Extracted records
# # #

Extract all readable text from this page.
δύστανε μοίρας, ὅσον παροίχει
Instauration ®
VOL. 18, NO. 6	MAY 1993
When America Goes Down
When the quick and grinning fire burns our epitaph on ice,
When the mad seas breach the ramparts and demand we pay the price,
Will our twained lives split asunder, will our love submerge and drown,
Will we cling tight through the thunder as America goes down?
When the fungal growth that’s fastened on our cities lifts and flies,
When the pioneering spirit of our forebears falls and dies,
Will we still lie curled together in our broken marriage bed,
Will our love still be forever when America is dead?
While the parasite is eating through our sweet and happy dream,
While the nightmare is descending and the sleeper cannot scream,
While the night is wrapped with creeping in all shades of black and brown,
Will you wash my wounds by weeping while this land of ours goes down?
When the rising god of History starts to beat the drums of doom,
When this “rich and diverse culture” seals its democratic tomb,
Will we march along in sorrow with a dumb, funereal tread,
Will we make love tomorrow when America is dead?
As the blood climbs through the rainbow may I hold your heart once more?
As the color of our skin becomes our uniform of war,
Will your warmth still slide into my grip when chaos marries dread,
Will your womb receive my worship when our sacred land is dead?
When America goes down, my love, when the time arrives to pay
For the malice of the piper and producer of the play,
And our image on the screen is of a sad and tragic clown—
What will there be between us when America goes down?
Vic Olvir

# # #

Task requirements:
Repeat all of the records above exactly as they appear.

Task output:
Extract all readable text from this page.
δύστανε μοίρας, ὅσον παροίχει
Instauration ®
VOL. 18, NO. 6	MAY 1993
When America Goes Down
When the quick and grinning fire burns our epitaph on ice,
When the mad seas breach the ramparts and demand we pay the price,
Will our twained lives split asunder, will our love submerge and drown,
Will we cling tight through the thunder as America goes down?
When the fungal growth that’s fastened on our cities lifts and flies,
When the pioneering spirit of our forebears falls and dies,
Will we still lie curled together in our broken marriage bed,
Will our love still be forever when America is dead?
While the parasite is eating through our sweet and happy dream,
While the nightmare is descending and the sleeper cannot scream,
While the night is wrapped with creeping in all shades of black and brown,
Will you wash my wounds by weeping while this land of ours goes down?
When the rising god of History starts to beat the drums of doom,
When this “rich and diverse culture” seals its democratic tomb,
Will we march along in sorrow with a dumb, funereal tread,
Will we make love tomorrow when America is dead?
As the blood climbs through the rainbow may I hold your heart once more?
As the color of our skin becomes our uniform of war,
Will your warmth still slide into my grip when chaos marries dread,
Will your womb receive my worship when our sacred land is dead?
When America goes down, my love, when the time arrives to pay
For the malice of the piper and producer of the play,
And our image on the screen is of a sad and tragic clown—
What will there be between us when America goes down?
Vic Olvir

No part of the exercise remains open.